16 de Agosto de 2020 às 00:01

O escravo da Enciclopédia

Todos que fizeram o ensino médio sabem que a Enciclopédia foi um esforço dos iluministas para organizar o saber sob os parâmetros da crença otimista na ciência e na razão. Os nomes de Diderot e D’Alembert são citados em todos os livros didáticos como as mentes que conceberam e levaram adiante o ambicioso projeto.

A obra foi fundamental e chegou a ser proibida. Os volumes estão na base tanto da revolução intelectual do século 18 como da Revolução Francesa.

Seu rastro de sedução atingiu inconfidentes de Minas Gerais (como na famosa biblioteca do cônego Luís Vieira da Silva) ou pensadores do movimento de libertação das 13 colônias na América do Norte. Foram 17 volumes de texto e 11 volumes de desenhos/esquemas entre 1751 e 1772. Era uma coleção de saber universal e um manifesto cultural e político.

Vou falar de algo além dos livros didáticos. Louis de Jaucourt (1704-1780) ofereceu-se para escrever artigos para a Enciclopédia. Tinha um currículo impecável em ciências e era metódico.

Tarefa escrita 1:
Responda, com base no texto sobre a Enciclopédia:
(a) Quantos volumes de texto a obra teve?
(b) Entre quais anos foram publicados os volumes?
(c) Quem se ofereceu para escrever artigos para a Enciclopédia?
Tarefa escrita 2: Extraia do texto sobre a Enciclopédia o trecho que começa em "Seu rastro de" e vai até "cultural e político.", inclusive, sem alterar nada.

Trecho de dados:
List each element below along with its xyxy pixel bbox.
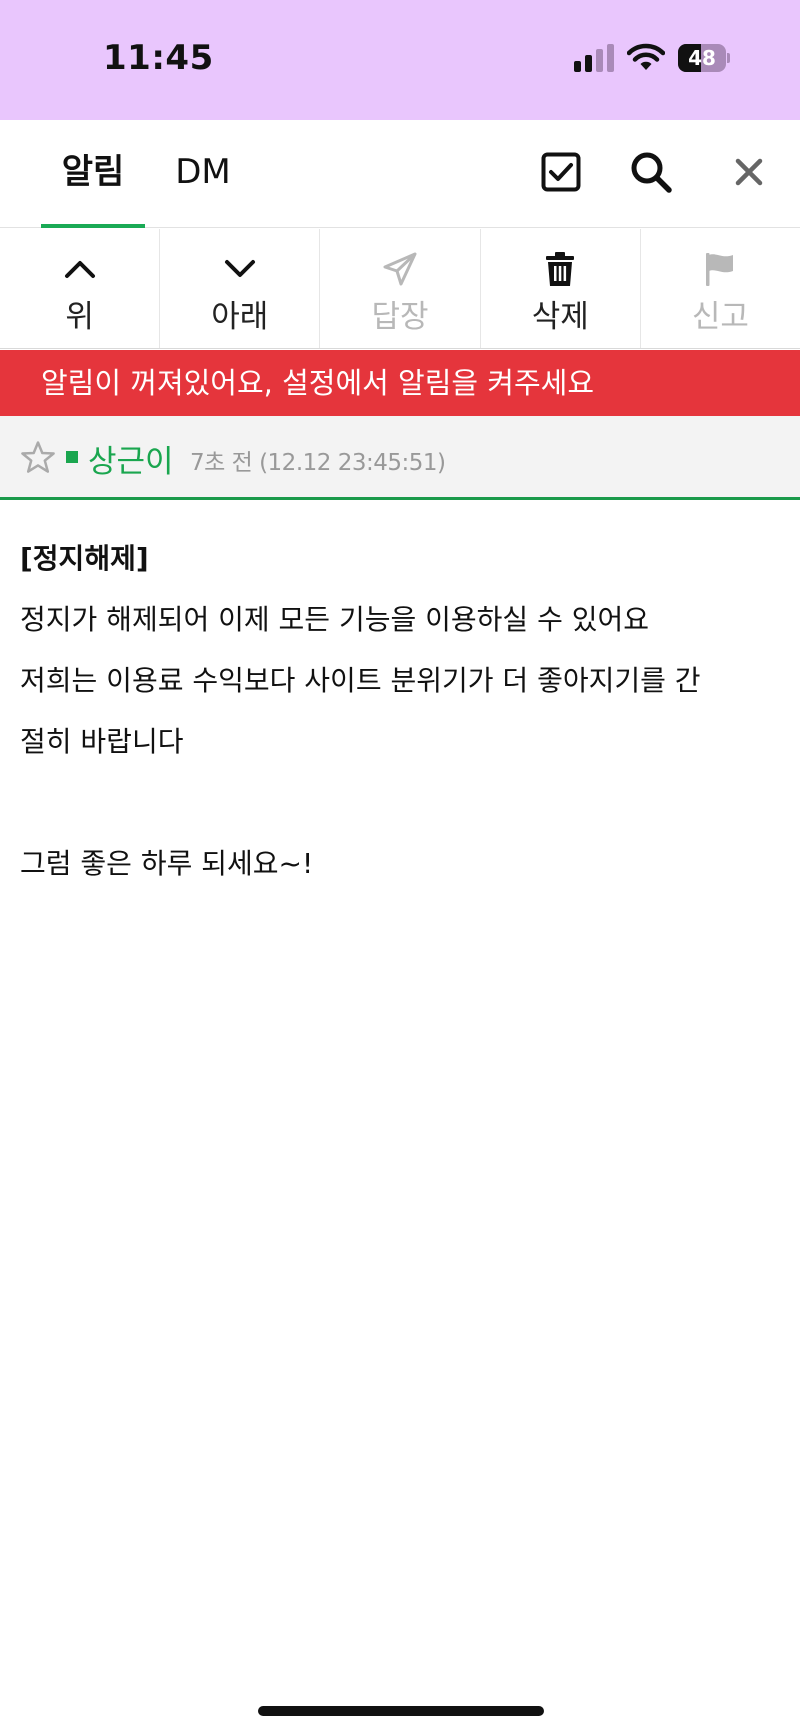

Resultado do exercício 1:
(a) 17 volumes de texto.
(b) Entre 1751 e 1772.
(c) Louis de Jaucourt (1704-1780).

Resultado do exercício 2:
Seu rastro de sedução atingiu inconfidentes de Minas Gerais (como na famosa biblioteca do cônego Luís Vieira da Silva) ou pensadores do movimento de libertação das 13 colônias na América do Norte. Foram 17 volumes de texto e 11 volumes de desenhos/esquemas entre 1751 e 1772. Era uma coleção de saber universal e um manifesto cultural e político.